** begin DOCUMENT **

Here we hypothesized that visual categorization depends on visual similarity relations between objects within and outside the category. We performed four separate experiments to investigate whether similarity relations in visual search can predict rapid visual categorization. In each experiment, subjects performed a visual categorization task and a visual search task (Figure 1). In the visual categorization task, they were asked to categorize a briefly flashed object as belonging to a particular category or not. In the visual search task using the same images, they had to identify an oddball target among distractors and were given no explicit instruction regarding the identity of the targets. We took the search times for each pair of images as a measure of perceived similarity between these images. We then investigated whether these perceived similarity relations could predict categorization performance. 
Figure 1
 
In each experiment, human subjects performed a visual categorization task (A) and a visual search task (B) on the same objects. In the visual categorization task, subjects saw a briefly presented image followed by a noise mask and had to indicate whether or not the object belonged to a particular category (in this example, animal). In the visual search task, subjects saw an array containing an oddball and had to indicate whether the oddball appeared on the left or right half of a vertical red line on the screen. No instructions were given as to the nature or category of the oddball target.
Figure 1
 
In each experiment, human subjects performed a visual categorization task (A) and a visual search task (B) on the same objects. In the visual categorization task, subjects saw a briefly presented image followed by a noise mask and had to indicate whether or not the object belonged to a particular category (in this example, animal). In the visual search task, subjects saw an array containing an oddball and had to indicate whether the oddball appeared on the left or right half of a vertical red line on the screen. No instructions were given as to the nature or category of the oddball target.
In Experiment 1, subjects were asked (in separate blocks) to categorize an object as an animal, dog, or Labrador, and they then performed a single visual search block involving all pairs of objects used in the three tasks. Objects in this experiment were stereotyped in their view. In Experiment 2, we set out to test whether our results would generalize across variations in view. Here, subjects performed an animal categorization task in which objects were presented in four different three-dimensional views. In Experiment 3, we tested whether the results would hold for another common category, namely vehicles. In Experiment 4, we tested whether the results would generalize to a category defined by its function rather than visual form, namely tools. In each experiment, we used search times to predict categorization times and obtained a striking correlation in all tasks. The data were also accounted for by a model based on extracting coarse structure from images. Taken together, these results suggest that both visual search and rapid visual categorization are driven by object representations sensitive to coarse object structure.

** end DOCUMENT **
** begin SUPPLIED DATA **

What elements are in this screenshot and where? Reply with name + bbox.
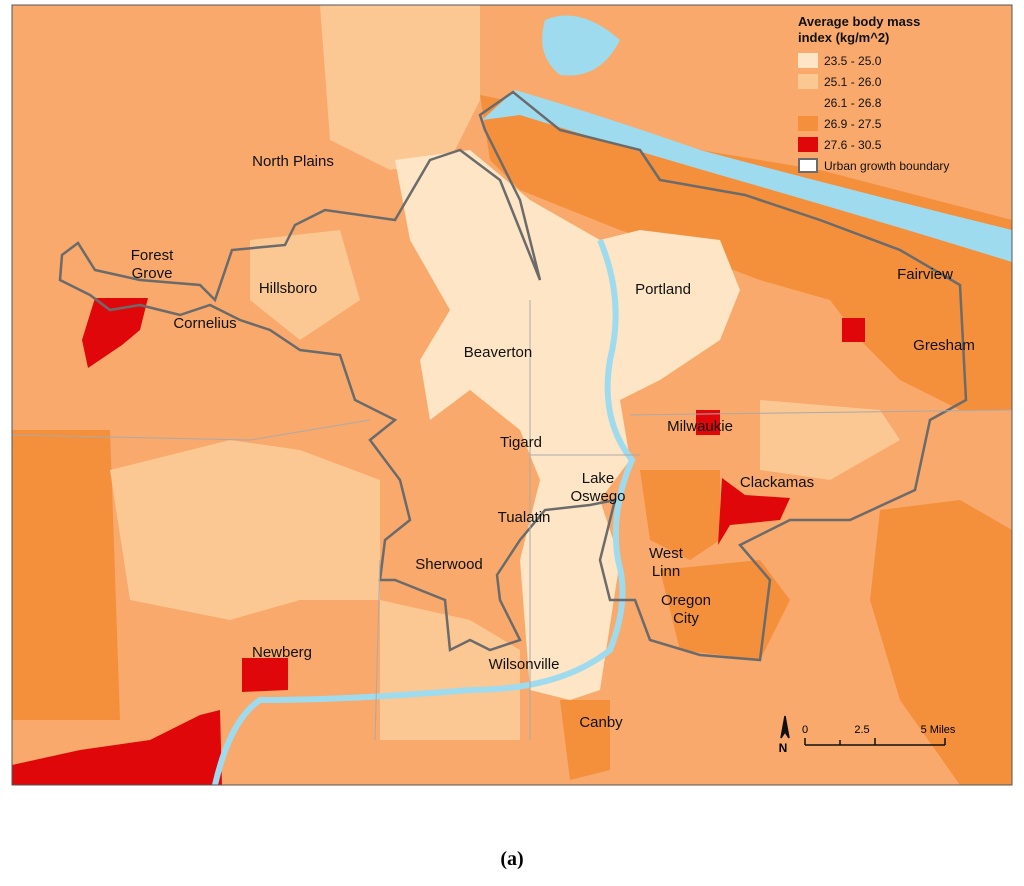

** end SUPPLIED DATA **

• [TASK PROMPT]: In the passage on visual categorization, which category did Experiment 4 test? The data have no role in this exercise.

• [FULL ANSWER]: Tools, a category defined by its function rather than its visual form.